— Begin Data extract —
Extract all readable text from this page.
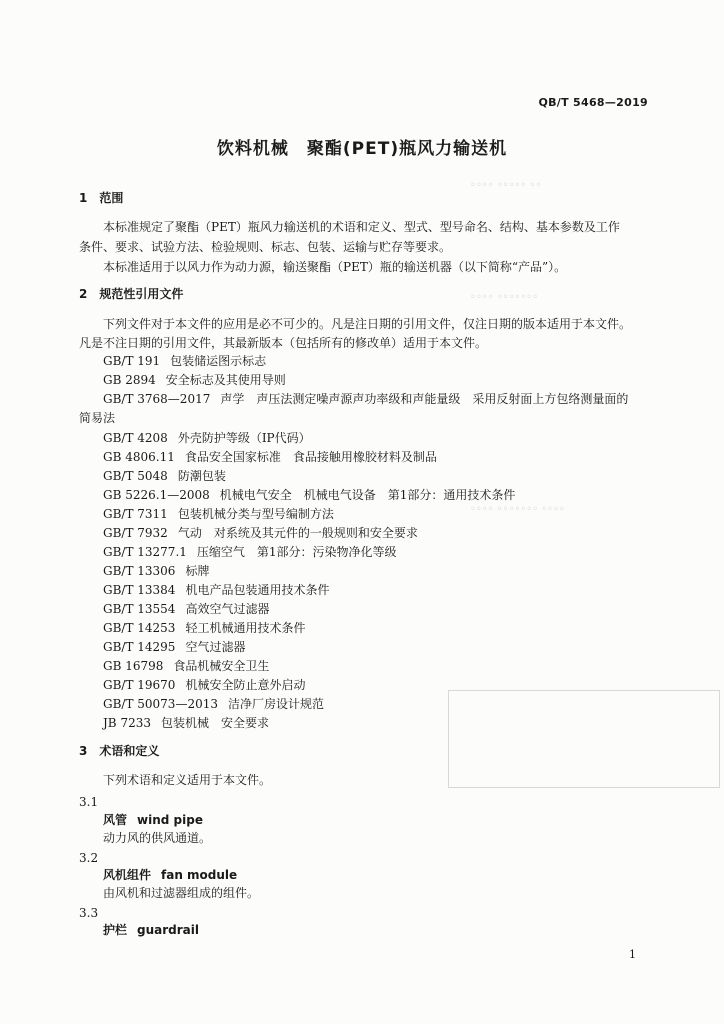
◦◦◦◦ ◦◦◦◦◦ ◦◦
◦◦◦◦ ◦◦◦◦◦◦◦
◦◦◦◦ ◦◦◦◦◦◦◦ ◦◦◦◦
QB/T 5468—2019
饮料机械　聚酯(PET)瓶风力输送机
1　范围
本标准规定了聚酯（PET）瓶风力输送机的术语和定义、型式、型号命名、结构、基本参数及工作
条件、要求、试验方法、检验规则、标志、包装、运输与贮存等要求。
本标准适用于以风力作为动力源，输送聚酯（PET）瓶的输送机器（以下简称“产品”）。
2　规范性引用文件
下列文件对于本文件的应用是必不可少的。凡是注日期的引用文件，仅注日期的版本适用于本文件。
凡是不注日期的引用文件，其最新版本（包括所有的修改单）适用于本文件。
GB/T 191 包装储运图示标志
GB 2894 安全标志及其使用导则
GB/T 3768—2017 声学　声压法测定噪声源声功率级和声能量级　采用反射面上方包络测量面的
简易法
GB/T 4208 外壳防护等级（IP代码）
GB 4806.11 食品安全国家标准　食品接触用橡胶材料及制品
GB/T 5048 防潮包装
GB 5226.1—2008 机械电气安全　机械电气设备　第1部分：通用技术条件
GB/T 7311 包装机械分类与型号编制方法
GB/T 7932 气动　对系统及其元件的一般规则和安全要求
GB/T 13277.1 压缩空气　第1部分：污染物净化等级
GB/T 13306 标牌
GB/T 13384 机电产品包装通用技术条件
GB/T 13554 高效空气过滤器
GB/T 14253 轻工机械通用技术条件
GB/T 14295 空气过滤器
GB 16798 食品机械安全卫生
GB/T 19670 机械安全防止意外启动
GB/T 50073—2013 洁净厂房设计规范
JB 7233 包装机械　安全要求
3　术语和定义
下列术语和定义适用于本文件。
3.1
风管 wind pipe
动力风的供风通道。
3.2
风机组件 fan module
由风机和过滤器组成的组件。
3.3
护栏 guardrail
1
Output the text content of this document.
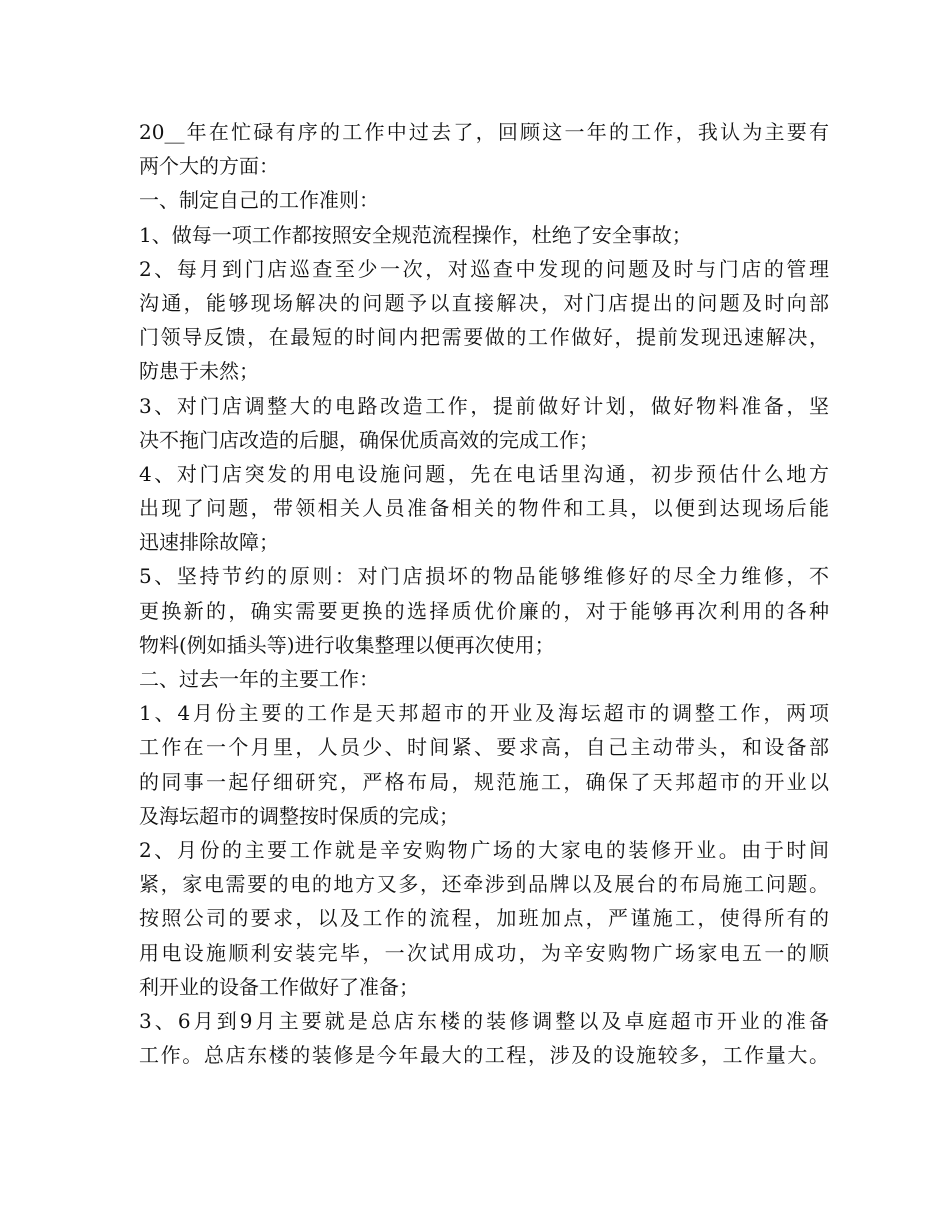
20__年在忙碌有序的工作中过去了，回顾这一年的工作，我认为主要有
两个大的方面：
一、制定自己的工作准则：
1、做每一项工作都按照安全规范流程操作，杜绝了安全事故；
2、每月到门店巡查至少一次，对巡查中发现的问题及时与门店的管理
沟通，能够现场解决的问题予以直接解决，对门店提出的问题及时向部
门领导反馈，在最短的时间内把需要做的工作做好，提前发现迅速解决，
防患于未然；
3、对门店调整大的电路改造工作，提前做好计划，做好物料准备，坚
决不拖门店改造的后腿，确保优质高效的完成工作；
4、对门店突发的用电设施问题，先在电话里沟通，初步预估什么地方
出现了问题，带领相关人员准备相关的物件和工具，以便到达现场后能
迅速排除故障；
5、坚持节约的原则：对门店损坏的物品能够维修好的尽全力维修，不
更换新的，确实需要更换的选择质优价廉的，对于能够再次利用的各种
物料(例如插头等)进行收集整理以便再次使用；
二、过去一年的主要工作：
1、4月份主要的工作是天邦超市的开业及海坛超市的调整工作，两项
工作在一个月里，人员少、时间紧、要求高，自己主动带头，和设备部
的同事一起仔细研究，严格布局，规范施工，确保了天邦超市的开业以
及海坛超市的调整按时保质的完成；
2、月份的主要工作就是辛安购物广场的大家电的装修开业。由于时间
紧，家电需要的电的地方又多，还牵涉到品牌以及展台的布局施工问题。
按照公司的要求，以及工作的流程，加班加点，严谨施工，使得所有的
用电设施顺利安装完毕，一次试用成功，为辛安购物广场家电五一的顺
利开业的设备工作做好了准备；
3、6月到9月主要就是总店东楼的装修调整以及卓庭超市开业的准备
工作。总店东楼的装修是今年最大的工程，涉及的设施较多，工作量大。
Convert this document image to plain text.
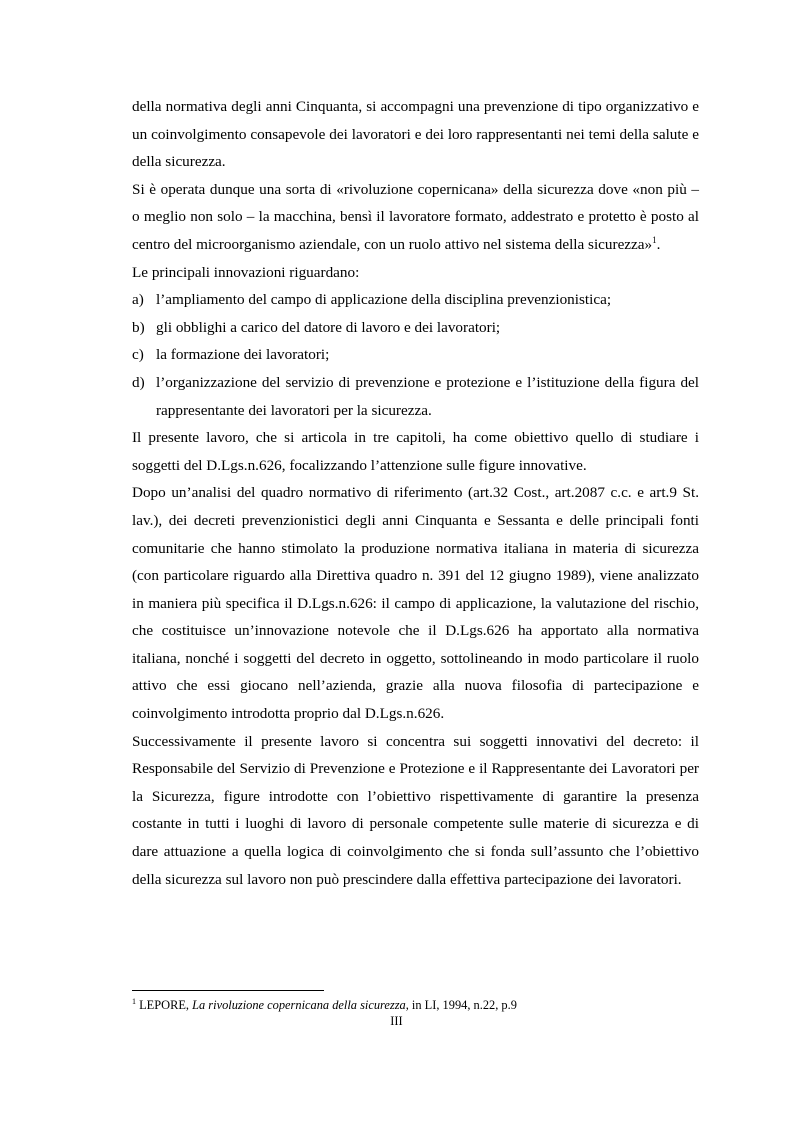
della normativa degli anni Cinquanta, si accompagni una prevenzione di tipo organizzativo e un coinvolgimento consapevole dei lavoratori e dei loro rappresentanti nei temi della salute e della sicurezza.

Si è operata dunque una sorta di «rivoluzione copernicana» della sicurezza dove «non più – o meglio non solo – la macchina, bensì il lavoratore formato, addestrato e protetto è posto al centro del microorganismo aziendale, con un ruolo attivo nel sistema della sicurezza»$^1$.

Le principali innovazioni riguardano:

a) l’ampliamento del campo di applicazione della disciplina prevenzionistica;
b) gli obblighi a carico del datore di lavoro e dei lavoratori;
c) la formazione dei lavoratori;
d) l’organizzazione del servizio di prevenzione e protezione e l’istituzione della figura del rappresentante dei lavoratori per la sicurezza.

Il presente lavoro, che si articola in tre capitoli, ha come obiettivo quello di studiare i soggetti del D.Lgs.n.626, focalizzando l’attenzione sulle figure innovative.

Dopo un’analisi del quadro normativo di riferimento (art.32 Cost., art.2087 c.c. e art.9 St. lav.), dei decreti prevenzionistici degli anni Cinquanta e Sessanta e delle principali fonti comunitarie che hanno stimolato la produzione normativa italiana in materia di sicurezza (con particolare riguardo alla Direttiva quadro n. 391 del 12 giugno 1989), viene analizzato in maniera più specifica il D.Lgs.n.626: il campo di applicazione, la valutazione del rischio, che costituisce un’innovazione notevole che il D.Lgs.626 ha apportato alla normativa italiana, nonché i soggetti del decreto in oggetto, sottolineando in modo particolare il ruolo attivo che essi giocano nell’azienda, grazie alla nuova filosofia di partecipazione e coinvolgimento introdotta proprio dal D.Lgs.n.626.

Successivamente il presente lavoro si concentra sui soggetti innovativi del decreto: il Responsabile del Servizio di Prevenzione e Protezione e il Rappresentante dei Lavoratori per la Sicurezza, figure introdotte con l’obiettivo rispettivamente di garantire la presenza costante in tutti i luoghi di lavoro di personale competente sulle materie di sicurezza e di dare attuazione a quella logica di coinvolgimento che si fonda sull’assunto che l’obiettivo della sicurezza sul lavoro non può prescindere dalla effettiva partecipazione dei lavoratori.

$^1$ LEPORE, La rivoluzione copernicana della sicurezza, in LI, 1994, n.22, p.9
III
— End Data extract —
Work instructions:
Search the preceding listing for the word "rivoluzione" and pull out every line that holds it.

Answer below:
Si è operata dunque una sorta di «rivoluzione copernicana» della sicurezza dove «non più – o meglio non solo – la macchina, bensì il lavoratore formato, addestrato e protetto è posto al centro del microorganismo aziendale, con un ruolo attivo nel sistema della sicurezza»$^1$.
$^1$ LEPORE, La rivoluzione copernicana della sicurezza, in LI, 1994, n.22, p.9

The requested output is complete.